(Annotated element listings)
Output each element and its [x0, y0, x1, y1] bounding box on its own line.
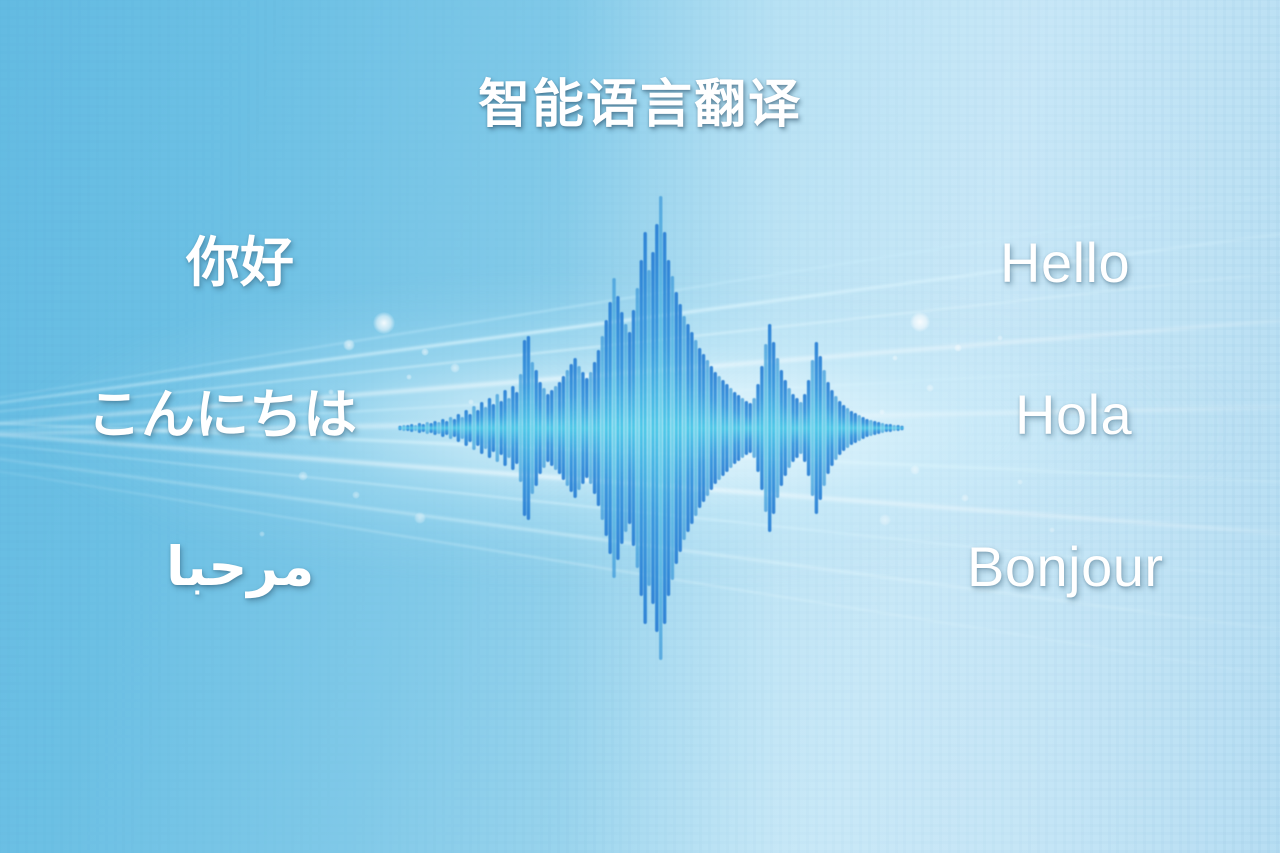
- waveform-bar: [608, 302, 611, 554]
- waveform-bar: [811, 360, 814, 496]
- waveform-bar: [499, 401, 502, 455]
- waveform-bar: [628, 332, 631, 524]
- page-title: 智能语言翻译: [0, 62, 1280, 137]
- waveform-bar: [885, 424, 888, 432]
- waveform-bar: [745, 401, 748, 455]
- waveform-bar: [686, 324, 689, 532]
- waveform-bar: [893, 425, 896, 431]
- waveform-bar: [838, 401, 841, 455]
- waveform-bar: [714, 372, 717, 484]
- waveform-bar: [764, 344, 767, 512]
- waveform-bar: [445, 421, 448, 435]
- waveform-bar: [558, 382, 561, 474]
- waveform-bar: [550, 390, 553, 466]
- waveform-bar: [449, 417, 452, 439]
- waveform-bar: [562, 376, 565, 480]
- waveform-bar: [585, 378, 588, 478]
- waveform-bar: [640, 260, 643, 596]
- waveform-bar: [426, 422, 429, 434]
- translation-hero-banner: 智能语言翻译 你好こんにちはمرحبا HelloHolaBonjour: [0, 0, 1280, 853]
- waveform-bar: [678, 304, 681, 552]
- waveform-bar: [776, 358, 779, 498]
- waveform-bar: [706, 360, 709, 496]
- waveform-bar: [418, 423, 421, 433]
- waveform-bar: [620, 312, 623, 544]
- waveform-bar: [429, 423, 432, 433]
- waveform-bar: [605, 320, 608, 536]
- waveform-bar: [546, 394, 549, 462]
- waveform-bar: [698, 348, 701, 508]
- waveform-bar: [616, 296, 619, 560]
- waveform-bar: [826, 382, 829, 474]
- waveform-bar: [433, 421, 436, 435]
- waveform-bar: [710, 366, 713, 490]
- waveform-bar: [768, 324, 771, 532]
- waveform-bar: [554, 386, 557, 470]
- waveform-bar: [815, 342, 818, 514]
- waveform-bar: [671, 276, 674, 580]
- waveform-bar: [749, 403, 752, 453]
- waveform-bar: [632, 310, 635, 546]
- waveform-bar: [422, 424, 425, 432]
- waveform-bar: [636, 288, 639, 568]
- waveform-bar: [846, 408, 849, 448]
- waveform-bar: [647, 270, 650, 586]
- target-word-french: Bonjour: [967, 536, 1164, 599]
- waveform-bar: [410, 424, 413, 432]
- waveform-bar: [717, 376, 720, 480]
- waveform-bar: [511, 386, 514, 470]
- waveform-bar: [799, 402, 802, 454]
- waveform-bar: [857, 415, 860, 441]
- waveform-bar: [453, 419, 456, 437]
- waveform-bar: [577, 366, 580, 490]
- waveform-bar: [542, 388, 545, 468]
- target-word-english: Hello: [1000, 232, 1130, 295]
- source-word-chinese: 你好: [186, 233, 294, 293]
- waveform-bar: [675, 292, 678, 564]
- waveform-bar: [573, 358, 576, 498]
- waveform-bar: [597, 350, 600, 506]
- waveform-bar: [682, 316, 685, 540]
- waveform-bar: [414, 425, 417, 431]
- waveform-bar: [488, 398, 491, 458]
- target-word-spanish: Hola: [1015, 384, 1132, 447]
- waveform-bar: [515, 392, 518, 464]
- waveform-bar: [406, 425, 409, 431]
- waveform-bar: [702, 354, 705, 502]
- waveform-bar: [655, 224, 658, 632]
- waveform-bar: [643, 232, 646, 624]
- waveform-bar: [589, 372, 592, 484]
- waveform-bar: [772, 342, 775, 514]
- waveform-bar: [507, 398, 510, 458]
- waveform-bar: [496, 394, 499, 462]
- waveform-bar: [787, 388, 790, 468]
- waveform-bar: [593, 362, 596, 494]
- waveform-bar: [807, 380, 810, 476]
- waveform-bar: [441, 419, 444, 437]
- waveform-bar: [729, 388, 732, 468]
- waveform-bar: [535, 370, 538, 486]
- waveform-bar: [803, 394, 806, 462]
- waveform-bar: [476, 410, 479, 446]
- waveform-bar: [822, 370, 825, 486]
- waveform-bar: [503, 390, 506, 466]
- waveform-bar: [690, 332, 693, 524]
- waveform-bar: [651, 252, 654, 604]
- waveform-bar: [472, 406, 475, 450]
- waveform-bar: [398, 426, 401, 430]
- waveform-bar: [733, 392, 736, 464]
- waveform-bar: [830, 390, 833, 466]
- waveform-bar: [531, 362, 534, 494]
- waveform-bar: [819, 356, 822, 500]
- waveform-bar: [523, 340, 526, 516]
- waveform-bar: [480, 402, 483, 454]
- source-word-arabic: مرحبا: [166, 537, 314, 597]
- waveform-bar: [659, 196, 662, 660]
- waveform-bar: [519, 374, 522, 482]
- waveform-bar: [834, 396, 837, 460]
- waveform-bar: [741, 398, 744, 458]
- waveform-bar: [402, 425, 405, 431]
- waveform-bar: [464, 410, 467, 446]
- waveform-bar: [854, 413, 857, 443]
- waveform-bar: [791, 394, 794, 462]
- waveform-bar: [850, 411, 853, 445]
- waveform-bar: [900, 426, 903, 430]
- waveform-bar: [457, 414, 460, 442]
- waveform-bar: [877, 422, 880, 434]
- waveform-bar: [861, 417, 864, 439]
- waveform-bar: [760, 366, 763, 490]
- waveform-bar: [437, 422, 440, 434]
- waveform-bar: [468, 414, 471, 442]
- waveform-bar: [566, 370, 569, 486]
- waveform-bar: [492, 404, 495, 452]
- waveform-bar: [795, 398, 798, 458]
- waveform-bar: [873, 421, 876, 435]
- waveform-bar: [752, 398, 755, 458]
- waveform-bar: [865, 419, 868, 437]
- waveform-bar: [527, 336, 530, 520]
- waveform-bar: [881, 423, 884, 433]
- waveform-bar: [484, 407, 487, 449]
- waveform-bar: [780, 370, 783, 486]
- waveform-bar: [694, 340, 697, 516]
- waveform-bar: [601, 336, 604, 520]
- waveform-bar: [896, 425, 899, 431]
- waveform-bar: [737, 395, 740, 461]
- waveform-bar: [784, 380, 787, 476]
- source-word-japanese: こんにちは: [87, 385, 357, 445]
- waveform-bar: [570, 364, 573, 492]
- waveform-bar: [612, 278, 615, 578]
- waveform-bar: [725, 384, 728, 472]
- waveform-bar: [667, 260, 670, 596]
- waveform-bar: [663, 232, 666, 624]
- waveform-bar: [889, 424, 892, 432]
- waveform-bar: [842, 405, 845, 451]
- waveform-bar: [538, 382, 541, 474]
- waveform-bar: [869, 420, 872, 436]
- waveform-bar: [721, 380, 724, 476]
- waveform-bar: [756, 384, 759, 472]
- waveform-bar: [461, 417, 464, 439]
- waveform-bar: [624, 324, 627, 532]
- waveform-bar: [581, 372, 584, 484]
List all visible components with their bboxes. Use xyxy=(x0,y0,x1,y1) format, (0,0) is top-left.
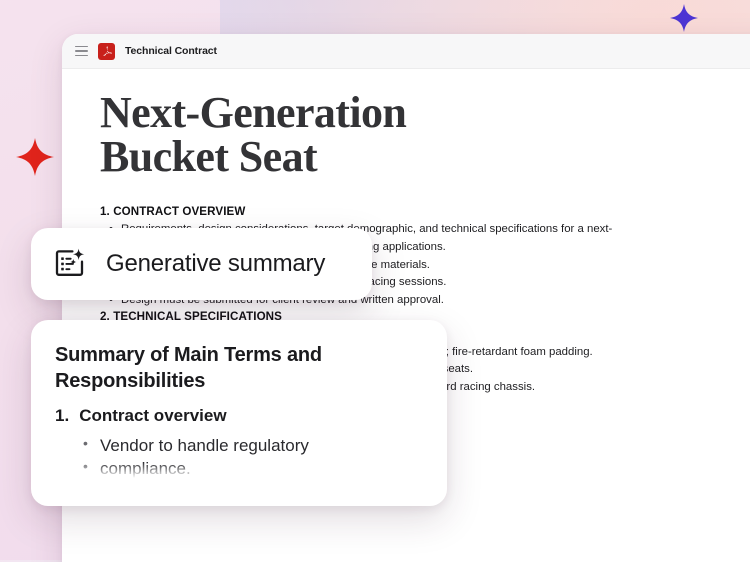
generative-summary-label: Generative summary xyxy=(106,250,325,278)
section-heading: 1. CONTRACT OVERVIEW xyxy=(100,205,750,218)
summary-bullet: Vendor to handle regulatory xyxy=(81,434,425,457)
summary-list-item: 1. Contract overview xyxy=(55,405,425,428)
summary-result-card[interactable]: Summary of Main Terms and Responsibiliti… xyxy=(31,320,447,506)
document-headline: Next-Generation Bucket Seat xyxy=(100,91,530,179)
summary-item-number: 1. xyxy=(55,405,69,428)
hamburger-menu-icon[interactable] xyxy=(75,46,88,57)
generative-summary-card[interactable]: Generative summary xyxy=(31,228,372,300)
sparkle-red-icon xyxy=(16,138,54,176)
summary-bullet-list: Vendor to handle regulatory compliance. xyxy=(55,434,425,481)
generative-summary-icon xyxy=(53,247,87,281)
summary-item-label: Contract overview xyxy=(79,405,226,428)
summary-card-title: Summary of Main Terms and Responsibiliti… xyxy=(55,342,425,395)
document-title: Technical Contract xyxy=(125,45,217,57)
document-toolbar: Technical Contract xyxy=(62,34,750,69)
sparkle-purple-icon xyxy=(670,4,698,32)
summary-bullet-fading: compliance. xyxy=(81,457,425,480)
summary-ordered-list: 1. Contract overview xyxy=(55,405,425,428)
pdf-icon xyxy=(98,43,115,60)
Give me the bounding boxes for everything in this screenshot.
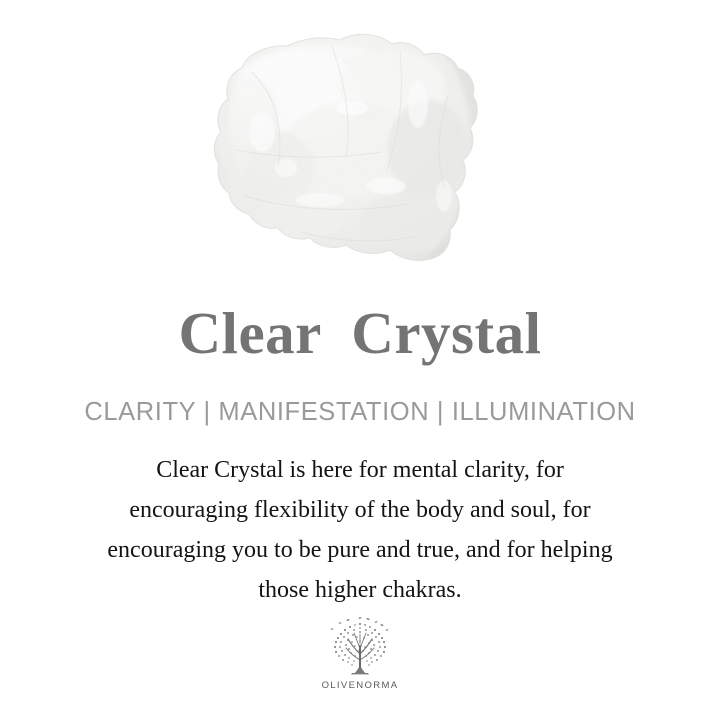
keyword-line: CLARITY | MANIFESTATION | ILLUMINATION bbox=[0, 396, 720, 428]
description-line: encouraging you to be pure and true, and… bbox=[36, 530, 684, 570]
brand-lockup: OLIVENORMA bbox=[0, 616, 720, 691]
description-line: Clear Crystal is here for mental clarity… bbox=[36, 450, 684, 490]
crystal-image-figure bbox=[0, 0, 720, 290]
tree-roots bbox=[351, 666, 369, 674]
description-line: those higher chakras. bbox=[36, 570, 684, 610]
product-description: Clear Crystal is here for mental clarity… bbox=[36, 450, 684, 610]
crystal-body bbox=[200, 20, 500, 290]
page-title: Clear Crystal bbox=[0, 300, 720, 366]
product-info-card: Clear Crystal CLARITY | MANIFESTATION | … bbox=[0, 0, 720, 720]
tree-trunk bbox=[346, 633, 374, 668]
olive-tree-icon bbox=[324, 616, 396, 678]
brand-name: OLIVENORMA bbox=[322, 680, 399, 691]
crystal-texture bbox=[200, 20, 500, 280]
raw-clear-quartz-crystal-icon bbox=[0, 0, 720, 290]
description-line: encouraging flexibility of the body and … bbox=[36, 490, 684, 530]
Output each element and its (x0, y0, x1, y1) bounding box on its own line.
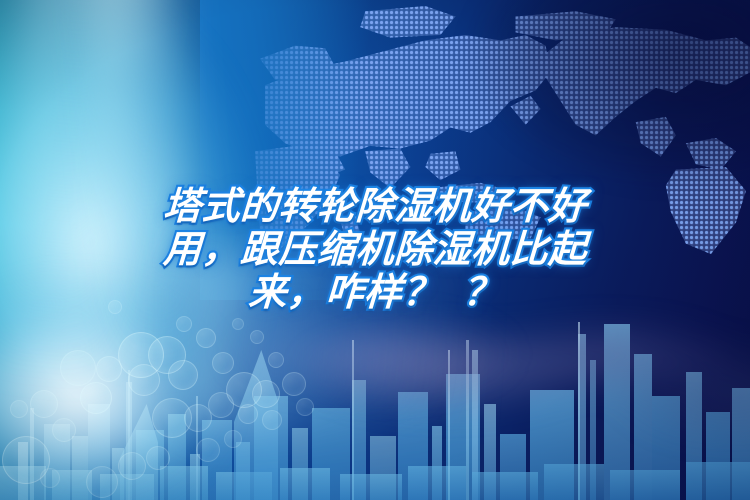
vignette-overlay (0, 0, 750, 500)
promo-banner: 塔式的转轮除湿机好不好 用，跟压缩机除湿机比起 来，咋样？ ？ (0, 0, 750, 500)
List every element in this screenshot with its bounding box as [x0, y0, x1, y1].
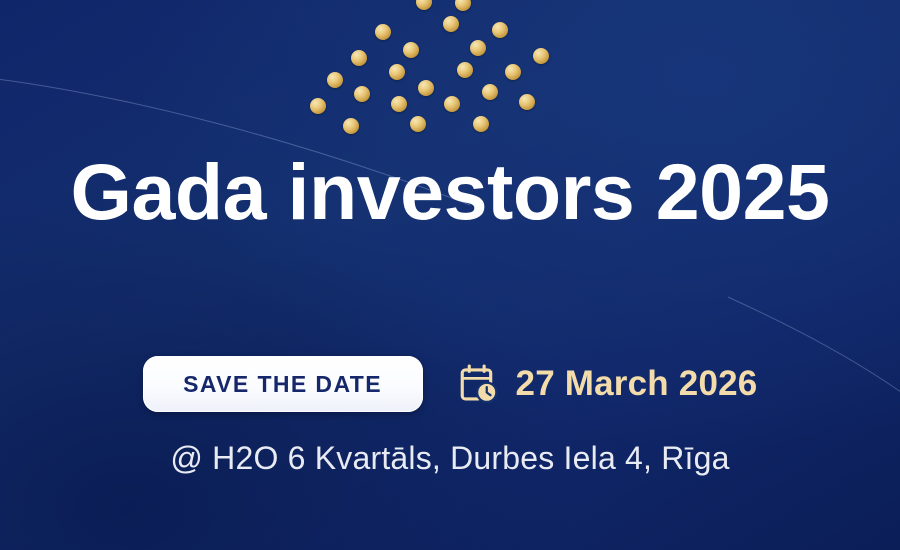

### Aim of the exercise:
Output as a JSON list of strings, one string per line, the part above that opens with the line containing "keyword-line: CLARITY |" and closes with the line containing "raw-clear-quartz-crystal-icon bbox=[0, 0, 720, 290]", both included. Leave out blank lines and include no other lines.

### Reply to the task:
[
  "keyword-line: CLARITY | MANIFESTATION | ILLUMINATION bbox=[0, 396, 720, 428]",
  "description-line: encouraging you to be pure and true, and… bbox=[36, 530, 684, 570]",
  "brand-lockup: OLIVENORMA bbox=[0, 616, 720, 691]",
  "description-line: Clear Crystal is here for mental clarity… bbox=[36, 450, 684, 490]",
  "crystal-image-figure bbox=[0, 0, 720, 290]",
  "tree-roots bbox=[351, 666, 369, 674]",
  "description-line: those higher chakras. bbox=[36, 570, 684, 610]",
  "product-description: Clear Crystal is here for mental clarity… bbox=[36, 450, 684, 610]",
  "crystal-body bbox=[200, 20, 500, 290]",
  "page-title: Clear Crystal bbox=[0, 300, 720, 366]",
  "product-info-card: Clear Crystal CLARITY | MANIFESTATION | … bbox=[0, 0, 720, 720]",
  "tree-trunk bbox=[346, 633, 374, 668]",
  "olive-tree-icon bbox=[324, 616, 396, 678]",
  "brand-name: OLIVENORMA bbox=[322, 680, 399, 691]",
  "crystal-texture bbox=[200, 20, 500, 280]",
  "raw-clear-quartz-crystal-icon bbox=[0, 0, 720, 290]"
]